■ AIM OF THE EXERCISE:
Give the number of lines in the entries that contain "lateralibus". State only the count.

■ WORKING DATA:
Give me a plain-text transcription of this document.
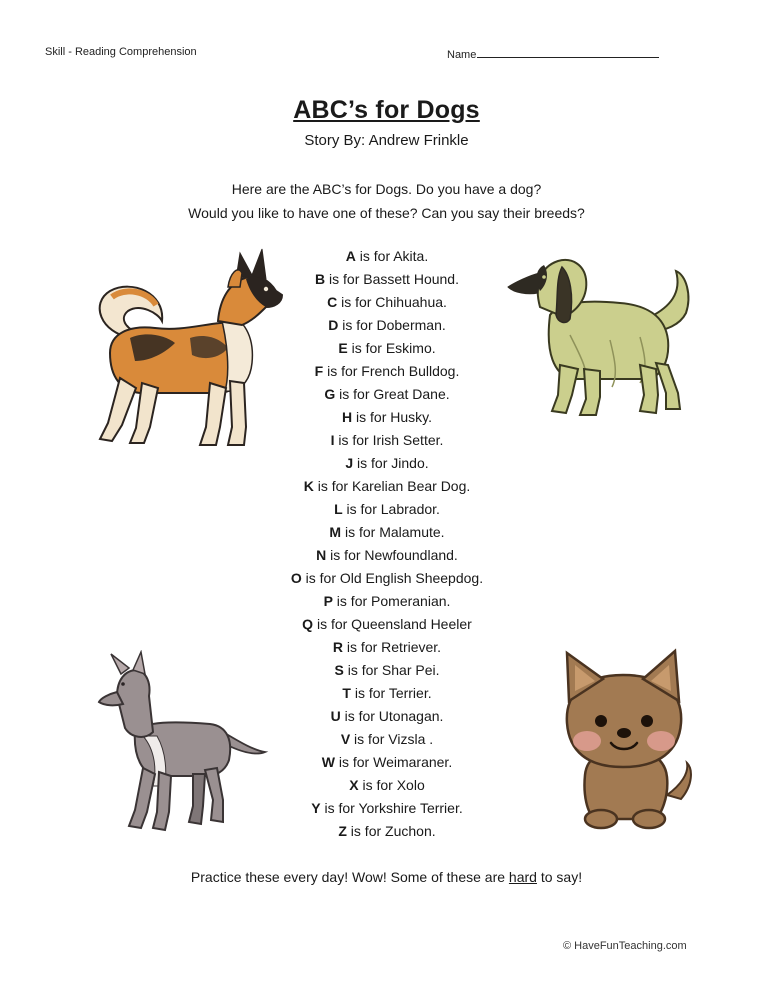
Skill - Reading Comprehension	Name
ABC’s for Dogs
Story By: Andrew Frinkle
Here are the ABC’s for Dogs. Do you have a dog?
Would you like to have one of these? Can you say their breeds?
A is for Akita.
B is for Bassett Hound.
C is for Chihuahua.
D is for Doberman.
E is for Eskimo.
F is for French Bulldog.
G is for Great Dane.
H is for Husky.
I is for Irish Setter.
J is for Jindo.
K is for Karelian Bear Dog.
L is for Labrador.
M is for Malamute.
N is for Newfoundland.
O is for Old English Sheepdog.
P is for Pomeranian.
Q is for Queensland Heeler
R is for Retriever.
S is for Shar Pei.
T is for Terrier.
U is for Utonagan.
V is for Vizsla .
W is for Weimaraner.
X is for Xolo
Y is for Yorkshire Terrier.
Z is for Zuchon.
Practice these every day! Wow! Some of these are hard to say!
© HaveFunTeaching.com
==
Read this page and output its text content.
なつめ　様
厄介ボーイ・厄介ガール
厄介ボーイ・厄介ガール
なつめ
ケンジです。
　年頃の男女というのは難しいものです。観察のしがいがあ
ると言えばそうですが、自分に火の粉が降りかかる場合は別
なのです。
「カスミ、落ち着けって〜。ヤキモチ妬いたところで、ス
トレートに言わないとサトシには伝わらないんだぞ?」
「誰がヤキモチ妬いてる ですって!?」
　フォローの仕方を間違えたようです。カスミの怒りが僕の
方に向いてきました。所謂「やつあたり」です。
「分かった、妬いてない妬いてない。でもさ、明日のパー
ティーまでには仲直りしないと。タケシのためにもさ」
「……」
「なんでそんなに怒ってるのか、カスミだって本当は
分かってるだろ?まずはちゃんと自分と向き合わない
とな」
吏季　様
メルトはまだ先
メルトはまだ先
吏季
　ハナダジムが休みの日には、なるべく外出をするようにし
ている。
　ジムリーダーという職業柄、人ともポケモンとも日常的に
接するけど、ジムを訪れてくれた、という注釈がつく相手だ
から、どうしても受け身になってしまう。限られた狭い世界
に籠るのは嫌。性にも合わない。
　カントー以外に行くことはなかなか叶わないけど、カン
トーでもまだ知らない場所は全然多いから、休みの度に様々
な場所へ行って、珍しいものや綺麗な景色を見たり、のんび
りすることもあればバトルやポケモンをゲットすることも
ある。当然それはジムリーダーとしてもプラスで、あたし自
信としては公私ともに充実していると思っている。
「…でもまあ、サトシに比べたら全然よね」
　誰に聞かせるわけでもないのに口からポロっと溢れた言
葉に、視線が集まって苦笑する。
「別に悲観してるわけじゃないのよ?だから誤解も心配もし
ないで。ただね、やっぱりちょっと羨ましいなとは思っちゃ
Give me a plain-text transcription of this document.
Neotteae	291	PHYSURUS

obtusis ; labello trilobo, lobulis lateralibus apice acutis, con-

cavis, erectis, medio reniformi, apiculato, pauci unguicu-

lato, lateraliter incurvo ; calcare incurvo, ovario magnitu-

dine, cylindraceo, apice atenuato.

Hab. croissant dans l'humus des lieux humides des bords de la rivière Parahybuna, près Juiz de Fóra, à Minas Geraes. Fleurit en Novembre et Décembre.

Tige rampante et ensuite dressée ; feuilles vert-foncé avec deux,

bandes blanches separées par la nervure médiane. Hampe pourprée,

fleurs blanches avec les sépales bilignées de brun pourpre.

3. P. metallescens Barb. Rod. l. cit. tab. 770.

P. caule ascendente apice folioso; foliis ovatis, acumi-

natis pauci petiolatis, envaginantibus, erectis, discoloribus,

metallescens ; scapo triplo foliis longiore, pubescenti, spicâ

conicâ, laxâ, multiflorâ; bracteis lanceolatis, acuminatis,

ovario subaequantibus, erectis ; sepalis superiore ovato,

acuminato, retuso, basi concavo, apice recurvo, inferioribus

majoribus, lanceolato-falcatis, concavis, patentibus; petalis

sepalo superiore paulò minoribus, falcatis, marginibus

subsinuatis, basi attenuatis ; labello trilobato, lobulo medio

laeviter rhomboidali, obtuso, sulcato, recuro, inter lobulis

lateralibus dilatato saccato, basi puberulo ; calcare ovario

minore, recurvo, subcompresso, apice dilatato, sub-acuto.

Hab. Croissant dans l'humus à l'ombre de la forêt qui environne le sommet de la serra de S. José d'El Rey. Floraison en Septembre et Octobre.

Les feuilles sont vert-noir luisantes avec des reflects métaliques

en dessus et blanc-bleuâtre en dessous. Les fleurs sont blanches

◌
---
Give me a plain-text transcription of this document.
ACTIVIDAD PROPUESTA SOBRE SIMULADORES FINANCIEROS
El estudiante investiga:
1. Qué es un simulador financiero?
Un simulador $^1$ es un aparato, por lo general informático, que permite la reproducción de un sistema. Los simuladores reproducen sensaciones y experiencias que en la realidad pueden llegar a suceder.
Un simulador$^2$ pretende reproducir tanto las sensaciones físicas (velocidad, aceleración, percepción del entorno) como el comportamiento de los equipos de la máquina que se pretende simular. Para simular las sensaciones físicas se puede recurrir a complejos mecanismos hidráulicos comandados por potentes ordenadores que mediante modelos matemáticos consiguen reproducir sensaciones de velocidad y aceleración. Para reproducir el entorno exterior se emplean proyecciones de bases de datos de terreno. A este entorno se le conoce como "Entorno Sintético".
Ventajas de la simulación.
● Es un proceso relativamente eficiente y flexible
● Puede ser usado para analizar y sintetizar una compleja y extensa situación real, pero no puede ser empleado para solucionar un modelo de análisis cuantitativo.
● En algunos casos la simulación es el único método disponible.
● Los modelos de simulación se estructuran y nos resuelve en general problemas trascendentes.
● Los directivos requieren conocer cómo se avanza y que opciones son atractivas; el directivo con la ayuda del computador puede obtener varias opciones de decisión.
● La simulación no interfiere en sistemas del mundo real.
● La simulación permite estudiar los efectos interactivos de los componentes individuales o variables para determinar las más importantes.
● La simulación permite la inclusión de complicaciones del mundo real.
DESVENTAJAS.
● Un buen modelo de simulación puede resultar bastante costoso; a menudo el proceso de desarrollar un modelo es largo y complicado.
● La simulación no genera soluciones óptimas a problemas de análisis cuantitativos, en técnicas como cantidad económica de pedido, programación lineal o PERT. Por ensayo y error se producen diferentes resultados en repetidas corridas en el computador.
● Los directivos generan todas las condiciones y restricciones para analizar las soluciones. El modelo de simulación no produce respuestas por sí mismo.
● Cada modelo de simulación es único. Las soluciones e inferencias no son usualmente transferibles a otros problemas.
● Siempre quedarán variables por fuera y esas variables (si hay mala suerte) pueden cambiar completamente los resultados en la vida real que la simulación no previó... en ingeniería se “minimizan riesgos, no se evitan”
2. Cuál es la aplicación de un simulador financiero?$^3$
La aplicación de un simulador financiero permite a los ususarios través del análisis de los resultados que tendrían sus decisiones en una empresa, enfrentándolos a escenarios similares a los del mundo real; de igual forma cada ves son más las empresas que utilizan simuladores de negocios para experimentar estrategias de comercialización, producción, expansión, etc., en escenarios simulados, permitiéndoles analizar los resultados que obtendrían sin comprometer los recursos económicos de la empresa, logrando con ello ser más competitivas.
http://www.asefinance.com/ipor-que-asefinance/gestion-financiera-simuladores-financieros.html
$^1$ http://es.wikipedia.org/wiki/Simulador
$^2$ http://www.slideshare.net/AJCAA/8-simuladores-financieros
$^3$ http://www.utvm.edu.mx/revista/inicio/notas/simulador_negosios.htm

■ FULL ANSWER:
2